Task goal
Give only the number of lines below that contain the word "Администрация".

Data in this exercise
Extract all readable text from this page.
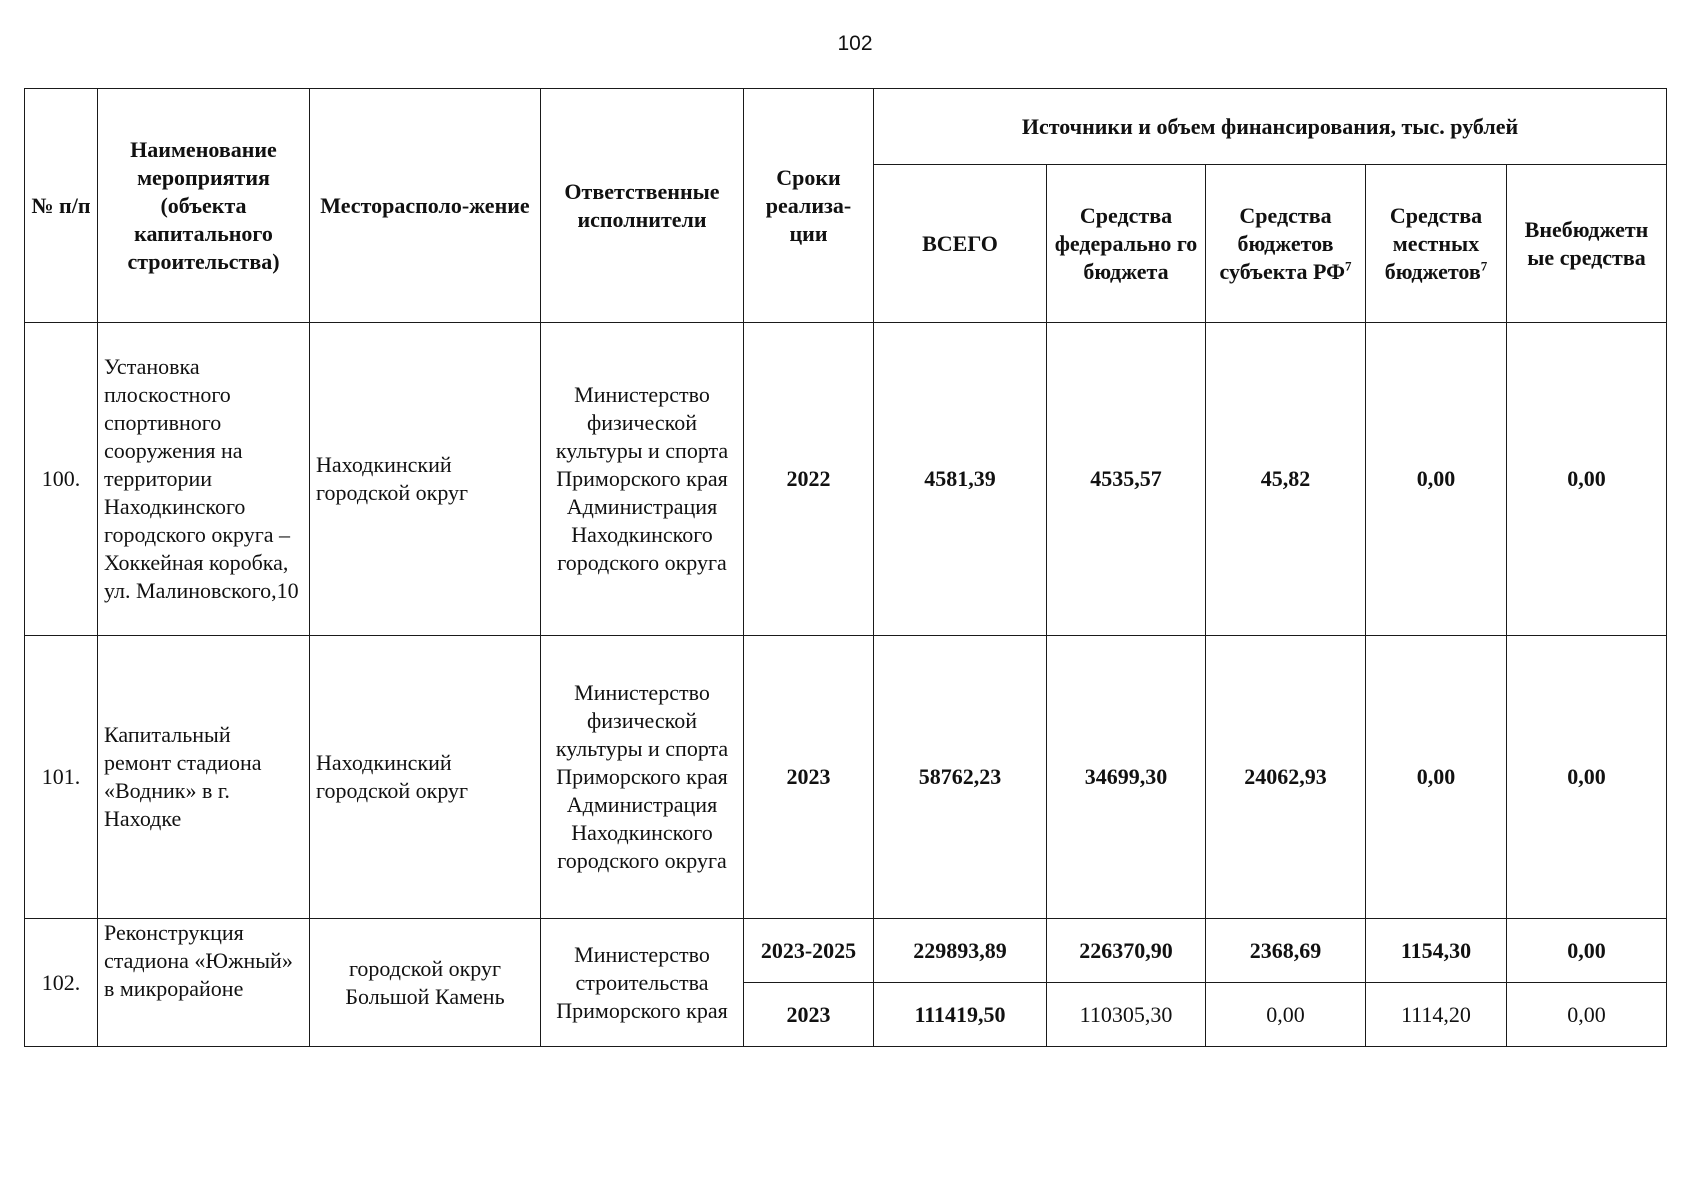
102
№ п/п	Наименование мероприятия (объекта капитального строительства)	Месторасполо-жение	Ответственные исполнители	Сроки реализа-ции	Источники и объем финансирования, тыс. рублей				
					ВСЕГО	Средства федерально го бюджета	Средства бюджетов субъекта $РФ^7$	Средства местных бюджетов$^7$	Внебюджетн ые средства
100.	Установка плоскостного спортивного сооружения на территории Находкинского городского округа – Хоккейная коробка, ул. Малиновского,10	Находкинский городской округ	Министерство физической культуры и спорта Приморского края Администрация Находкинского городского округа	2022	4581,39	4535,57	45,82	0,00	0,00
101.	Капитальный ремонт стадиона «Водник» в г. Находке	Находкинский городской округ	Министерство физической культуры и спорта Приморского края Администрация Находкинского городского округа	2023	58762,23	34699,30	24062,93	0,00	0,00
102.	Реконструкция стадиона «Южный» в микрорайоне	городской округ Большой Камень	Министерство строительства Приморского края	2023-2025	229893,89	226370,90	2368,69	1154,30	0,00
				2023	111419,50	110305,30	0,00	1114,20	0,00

Result of this task
2